Pick out every line with the word "JSON" and copy it.

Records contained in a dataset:
▬▬▬
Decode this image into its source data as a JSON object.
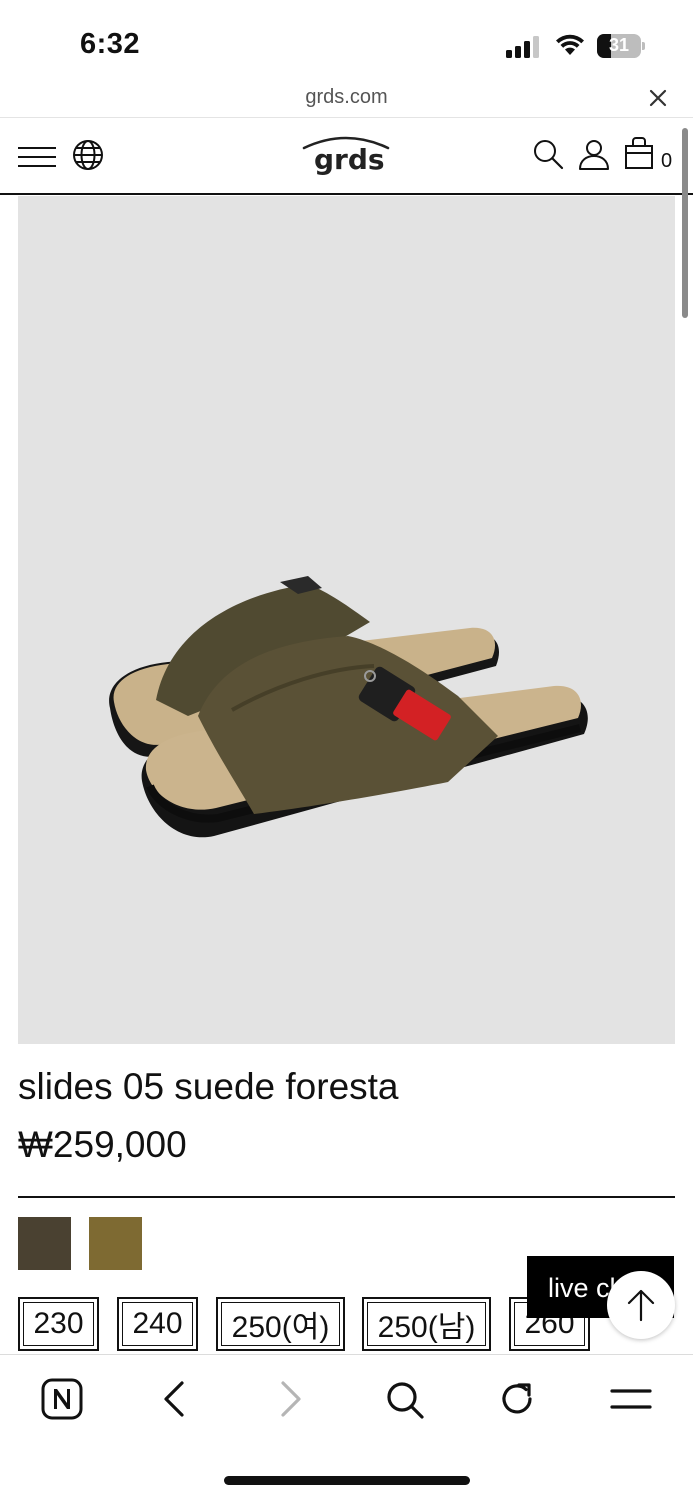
{
  "status_bar": {
    "time": "6:32",
    "battery_level": "31"
  },
  "browser": {
    "url": "grds.com"
  },
  "header": {
    "logo_text": "grds",
    "cart_count": "0",
    "icons": [
      "menu-icon",
      "globe-icon",
      "search-icon",
      "account-icon",
      "shopping-bag-icon"
    ]
  },
  "product": {
    "name": "slides 05 suede foresta",
    "price": "₩259,000",
    "colors": [
      {
        "hex": "#4a4131"
      },
      {
        "hex": "#7e6a32"
      }
    ],
    "sizes": [
      "230",
      "240",
      "250(여)",
      "250(남)",
      "260"
    ]
  },
  "live_chat": {
    "label": "live chat"
  },
  "toolbar": {
    "icons": [
      "naver-home-icon",
      "back-icon",
      "forward-icon",
      "search-icon",
      "refresh-icon",
      "menu-icon"
    ]
  }
}
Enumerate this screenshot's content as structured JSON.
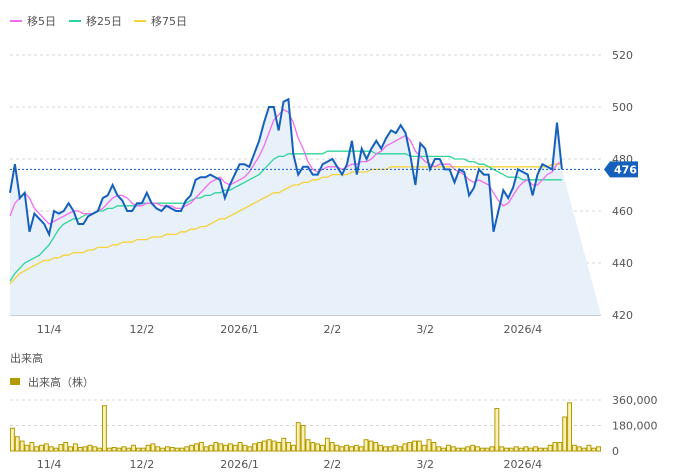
{
  "legend_price": [
    {
      "label": "移5日",
      "color": "#f06cf0"
    },
    {
      "label": "移25日",
      "color": "#2fd39a"
    },
    {
      "label": "移75日",
      "color": "#f5d23a"
    }
  ],
  "volume_title": "出来高",
  "volume_legend": {
    "label": "出来高（株）",
    "color": "#b39a00"
  },
  "current_price_badge": "476",
  "colors": {
    "price": "#1560bd",
    "price_fill": "#e8f0fa",
    "ma5": "#f06cf0",
    "ma25": "#2fd39a",
    "ma75": "#f5d23a",
    "volume_fill": "#faf1b8",
    "volume_stroke": "#b39a00",
    "badge": "#1560bd",
    "grid": "#d6d6d6"
  },
  "chart_data": [
    {
      "type": "line",
      "title": "",
      "xlabel": "",
      "ylabel": "",
      "ylim": [
        420,
        520
      ],
      "yticks": [
        420,
        440,
        460,
        480,
        500,
        520
      ],
      "x_tick_labels": [
        "11/4",
        "12/2",
        "2026/1",
        "2/2",
        "3/2",
        "2026/4"
      ],
      "x_tick_index": [
        8,
        27,
        47,
        66,
        85,
        105
      ],
      "n_points": 122,
      "current_price": 476,
      "series": [
        {
          "name": "price",
          "values": [
            467,
            478,
            465,
            467,
            452,
            459,
            457,
            455,
            451,
            460,
            459,
            460,
            463,
            460,
            455,
            455,
            458,
            459,
            460,
            465,
            466,
            470,
            466,
            464,
            460,
            460,
            463,
            463,
            467,
            463,
            461,
            460,
            462,
            461,
            460,
            460,
            464,
            466,
            472,
            473,
            473,
            474,
            473,
            472,
            465,
            470,
            474,
            478,
            478,
            477,
            482,
            487,
            494,
            500,
            500,
            491,
            502,
            503,
            482,
            474,
            477,
            477,
            474,
            474,
            478,
            479,
            480,
            477,
            474,
            478,
            487,
            474,
            484,
            480,
            484,
            487,
            484,
            488,
            491,
            490,
            493,
            490,
            481,
            470,
            486,
            484,
            476,
            480,
            480,
            476,
            476,
            471,
            476,
            475,
            466,
            469,
            476,
            474,
            474,
            452,
            460,
            468,
            465,
            469,
            476,
            475,
            474,
            466,
            474,
            478,
            477,
            476,
            494,
            476
          ]
        },
        {
          "name": "移5日",
          "values": [
            458,
            463,
            465,
            467,
            465,
            461,
            459,
            457,
            455,
            456,
            457,
            458,
            459,
            460,
            460,
            459,
            459,
            459,
            460,
            461,
            463,
            465,
            466,
            466,
            465,
            463,
            462,
            462,
            463,
            463,
            463,
            462,
            462,
            462,
            461,
            461,
            462,
            463,
            465,
            467,
            469,
            471,
            472,
            473,
            471,
            470,
            471,
            472,
            473,
            475,
            478,
            481,
            485,
            490,
            495,
            497,
            499,
            498,
            494,
            488,
            484,
            479,
            476,
            475,
            476,
            477,
            477,
            477,
            476,
            477,
            478,
            478,
            479,
            479,
            480,
            482,
            483,
            485,
            486,
            487,
            488,
            489,
            487,
            483,
            481,
            479,
            478,
            477,
            478,
            478,
            478,
            476,
            475,
            474,
            472,
            471,
            472,
            471,
            470,
            467,
            464,
            462,
            463,
            466,
            469,
            471,
            472,
            470,
            470,
            472,
            474,
            475,
            478,
            479
          ]
        },
        {
          "name": "移25日",
          "values": [
            433,
            436,
            438,
            440,
            441,
            442,
            443,
            445,
            447,
            450,
            453,
            455,
            456,
            457,
            457,
            458,
            459,
            459,
            460,
            460,
            461,
            461,
            462,
            462,
            462,
            462,
            462,
            463,
            463,
            463,
            463,
            463,
            463,
            463,
            463,
            463,
            463,
            464,
            465,
            465,
            466,
            466,
            467,
            467,
            468,
            468,
            469,
            470,
            471,
            472,
            473,
            474,
            476,
            478,
            480,
            481,
            481,
            482,
            482,
            482,
            482,
            482,
            482,
            482,
            482,
            483,
            483,
            483,
            483,
            483,
            483,
            483,
            483,
            483,
            483,
            482,
            482,
            482,
            482,
            482,
            482,
            482,
            481,
            481,
            481,
            481,
            481,
            481,
            481,
            481,
            481,
            480,
            480,
            480,
            479,
            479,
            478,
            478,
            477,
            476,
            475,
            474,
            473,
            473,
            473,
            472,
            472,
            472,
            472,
            472,
            472,
            472,
            472,
            472
          ]
        },
        {
          "name": "移75日",
          "values": [
            432,
            434,
            436,
            437,
            438,
            439,
            440,
            441,
            441,
            442,
            442,
            443,
            443,
            444,
            444,
            444,
            445,
            445,
            446,
            446,
            446,
            447,
            447,
            448,
            448,
            448,
            449,
            449,
            449,
            450,
            450,
            450,
            451,
            451,
            451,
            452,
            452,
            453,
            453,
            454,
            454,
            455,
            456,
            457,
            457,
            458,
            459,
            460,
            461,
            462,
            463,
            464,
            465,
            466,
            467,
            467,
            468,
            469,
            470,
            470,
            471,
            471,
            472,
            472,
            473,
            473,
            474,
            474,
            474,
            474,
            475,
            475,
            475,
            475,
            476,
            476,
            476,
            476,
            477,
            477,
            477,
            477,
            477,
            477,
            477,
            477,
            477,
            477,
            477,
            477,
            477,
            477,
            477,
            477,
            477,
            477,
            477,
            477,
            477,
            477,
            477,
            477,
            477,
            477,
            477,
            477,
            477,
            477,
            477,
            477,
            477,
            478,
            478,
            478
          ]
        }
      ]
    },
    {
      "type": "bar",
      "title": "出来高",
      "xlabel": "",
      "ylabel": "",
      "ylim": [
        0,
        360000
      ],
      "yticks": [
        0,
        180000,
        360000
      ],
      "ytick_labels": [
        "0",
        "180,000",
        "360,000"
      ],
      "x_tick_labels": [
        "11/4",
        "12/2",
        "2026/1",
        "2/2",
        "3/2",
        "2026/4"
      ],
      "x_tick_index": [
        8,
        27,
        47,
        66,
        85,
        105
      ],
      "series": [
        {
          "name": "出来高",
          "values": [
            160000,
            100000,
            70000,
            40000,
            60000,
            30000,
            40000,
            50000,
            30000,
            20000,
            45000,
            60000,
            30000,
            50000,
            25000,
            30000,
            40000,
            30000,
            20000,
            320000,
            20000,
            25000,
            20000,
            30000,
            20000,
            40000,
            20000,
            20000,
            40000,
            50000,
            30000,
            20000,
            30000,
            25000,
            20000,
            20000,
            30000,
            40000,
            50000,
            60000,
            30000,
            40000,
            60000,
            50000,
            40000,
            50000,
            40000,
            60000,
            40000,
            30000,
            50000,
            60000,
            70000,
            80000,
            70000,
            60000,
            90000,
            60000,
            40000,
            200000,
            180000,
            80000,
            60000,
            50000,
            40000,
            90000,
            60000,
            40000,
            30000,
            40000,
            30000,
            40000,
            30000,
            80000,
            70000,
            60000,
            40000,
            30000,
            30000,
            40000,
            30000,
            50000,
            60000,
            70000,
            70000,
            40000,
            80000,
            60000,
            30000,
            20000,
            40000,
            30000,
            20000,
            20000,
            30000,
            40000,
            30000,
            20000,
            20000,
            30000,
            300000,
            30000,
            20000,
            20000,
            30000,
            20000,
            30000,
            20000,
            30000,
            20000,
            20000,
            40000,
            60000,
            60000,
            240000,
            340000,
            40000,
            30000,
            20000,
            40000,
            20000,
            30000
          ]
        }
      ]
    }
  ]
}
▬▬▬
**Complete output:**
Decode this image into its source data as a JSON object.
Enumerate this screenshot's content as structured JSON.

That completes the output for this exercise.